Start Exercise data

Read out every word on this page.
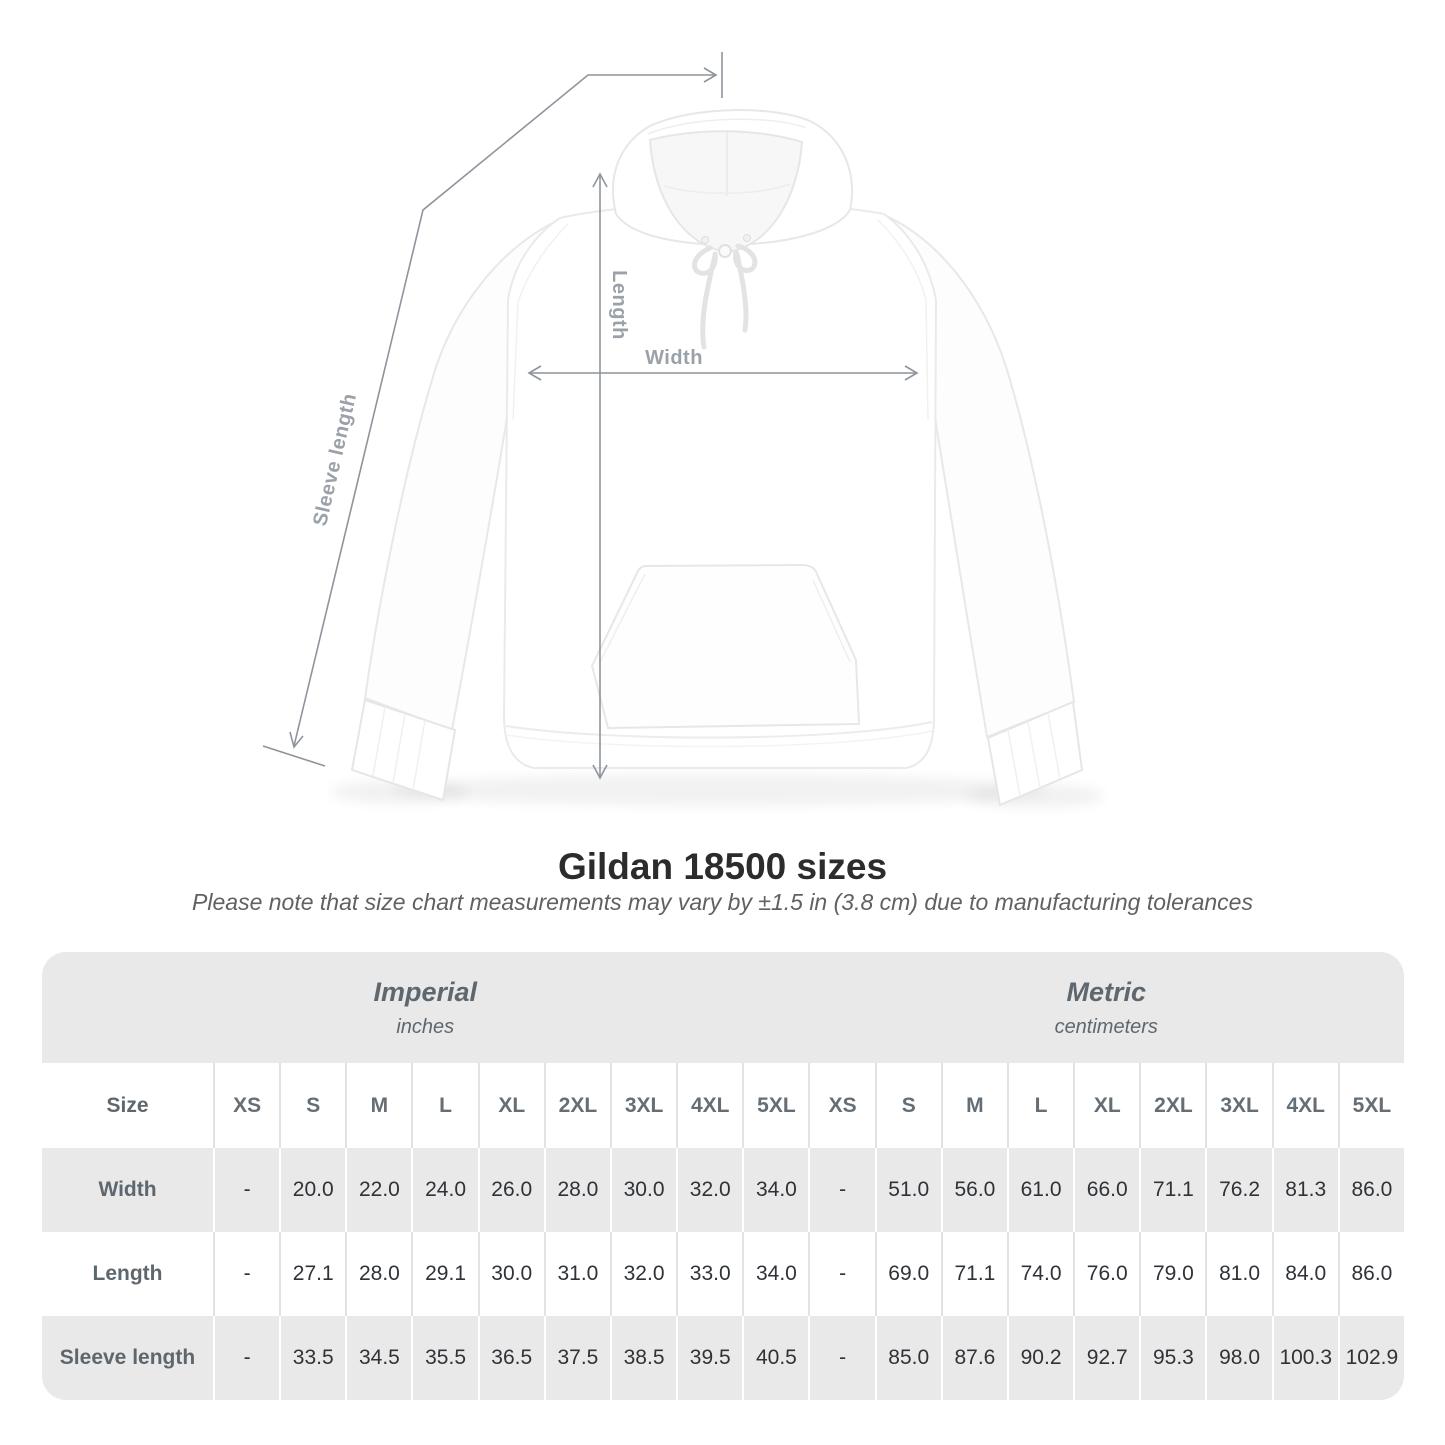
Width
Length
Sleeve length
Gildan 18500 sizes

Please note that size chart measurements may vary by ±1.5 in (3.8 cm) due to manufacturing tolerances

Imperial
inches
Metric
centimeters
Size	XS	S	M	L	XL	2XL	3XL	4XL	5XL	XS	S	M	L	XL	2XL	3XL	4XL	5XL
Width	-	20.0	22.0	24.0	26.0	28.0	30.0	32.0	34.0	-	51.0	56.0	61.0	66.0	71.1	76.2	81.3	86.0
Length	-	27.1	28.0	29.1	30.0	31.0	32.0	33.0	34.0	-	69.0	71.1	74.0	76.0	79.0	81.0	84.0	86.0
Sleeve length	-	33.5	34.5	35.5	36.5	37.5	38.5	39.5	40.5	-	85.0	87.6	90.2	92.7	95.3	98.0 100.3 102.9
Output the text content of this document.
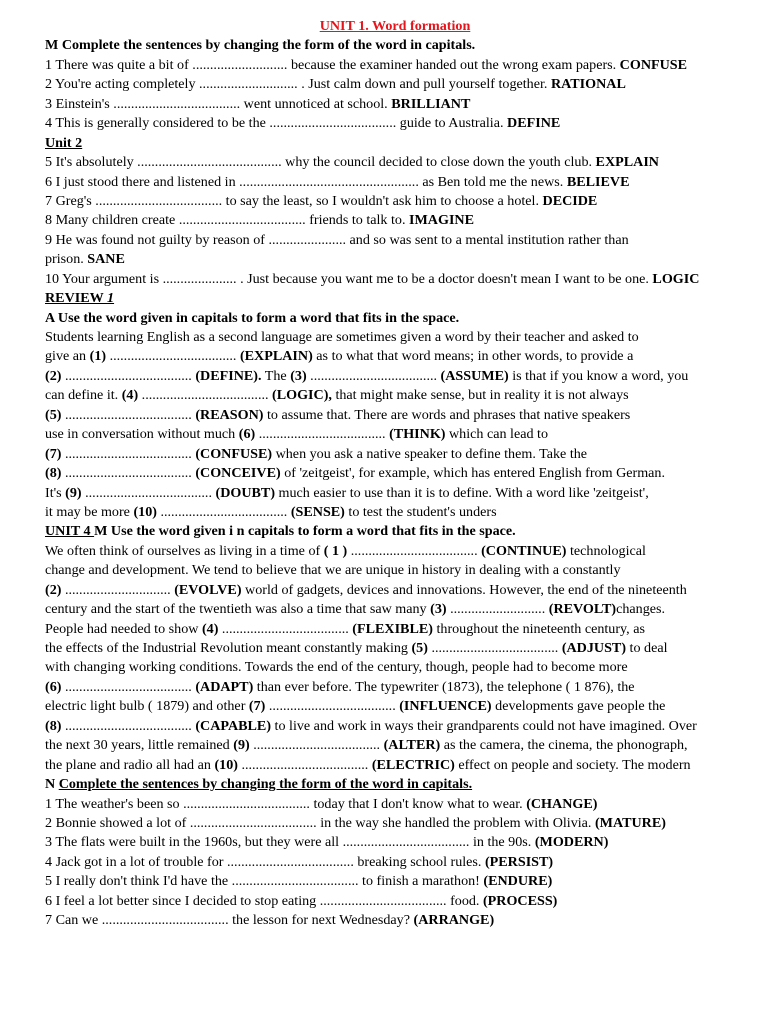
UNIT 1. Word formation
M Complete the sentences by changing the form of the word in capitals.
1 There was quite a bit of ........................... because the examiner handed out the wrong exam papers. CONFUSE
2 You're acting completely ............................ . Just calm down and pull yourself together. RATIONAL
3 Einstein's .................................... went unnoticed at school. BRILLIANT
4 This is generally considered to be the .................................... guide to Australia. DEFINE
Unit 2
5 It's absolutely ......................................... why the council decided to close down the youth club. EXPLAIN
6 I just stood there and listened in ................................................... as Ben told me the news. BELIEVE
7 Greg's .................................... to say the least, so I wouldn't ask him to choose a hotel. DECIDE
8 Many children create .................................... friends to talk to. IMAGINE
9 He was found not guilty by reason of ...................... and so was sent to a mental institution rather than
prison. SANE
10 Your argument is ..................... . Just because you want me to be a doctor doesn't mean I want to be one. LOGIC
REVIEW 1
A Use the word given in capitals to form a word that fits in the space.
Students learning English as a second language are sometimes given a word by their teacher and asked to
give an (1) .................................... (EXPLAIN) as to what that word means; in other words, to provide a
(2) .................................... (DEFINE). The (3) .................................... (ASSUME) is that if you know a word, you
can define it. (4) .................................... (LOGIC), that might make sense, but in reality it is not always
(5) .................................... (REASON) to assume that. There are words and phrases that native speakers
use in conversation without much (6) .................................... (THINK) which can lead to
(7) .................................... (CONFUSE) when you ask a native speaker to define them. Take the
(8) .................................... (CONCEIVE) of 'zeitgeist', for example, which has entered English from German.
It's (9) .................................... (DOUBT) much easier to use than it is to define. With a word like 'zeitgeist',
it may be more (10) .................................... (SENSE) to test the student's unders
UNIT 4 M Use the word given i n capitals to form a word that fits in the space.
We often think of ourselves as living in a time of ( 1 ) .................................... (CONTINUE) technological
change and development. We tend to believe that we are unique in history in dealing with a constantly
(2) .............................. (EVOLVE) world of gadgets, devices and innovations. However, the end of the nineteenth
century and the start of the twentieth was also a time that saw many (3) ........................... (REVOLT)changes.
People had needed to show (4) .................................... (FLEXIBLE) throughout the nineteenth century, as
the effects of the Industrial Revolution meant constantly making (5) .................................... (ADJUST) to deal
with changing working conditions. Towards the end of the century, though, people had to become more
(6) .................................... (ADAPT) than ever before. The typewriter (1873), the telephone ( 1 876), the
electric light bulb ( 1879) and other (7) .................................... (INFLUENCE) developments gave people the
(8) .................................... (CAPABLE) to live and work in ways their grandparents could not have imagined. Over
the next 30 years, little remained (9) .................................... (ALTER) as the camera, the cinema, the phonograph,
the plane and radio all had an (10) .................................... (ELECTRIC) effect on people and society. The modern
N Complete the sentences by changing the form of the word in capitals.
1 The weather's been so .................................... today that I don't know what to wear. (CHANGE)
2 Bonnie showed a lot of .................................... in the way she handled the problem with Olivia. (MATURE)
3 The flats were built in the 1960s, but they were all .................................... in the 90s. (MODERN)
4 Jack got in a lot of trouble for .................................... breaking school rules. (PERSIST)
5 I really don't think I'd have the .................................... to finish a marathon! (ENDURE)
6 I feel a lot better since I decided to stop eating .................................... food. (PROCESS)
7 Can we .................................... the lesson for next Wednesday? (ARRANGE)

End Exercise data

Task directions:
State how many lines in the records above contain the word "what", giving only the number.

Finished exercise:
2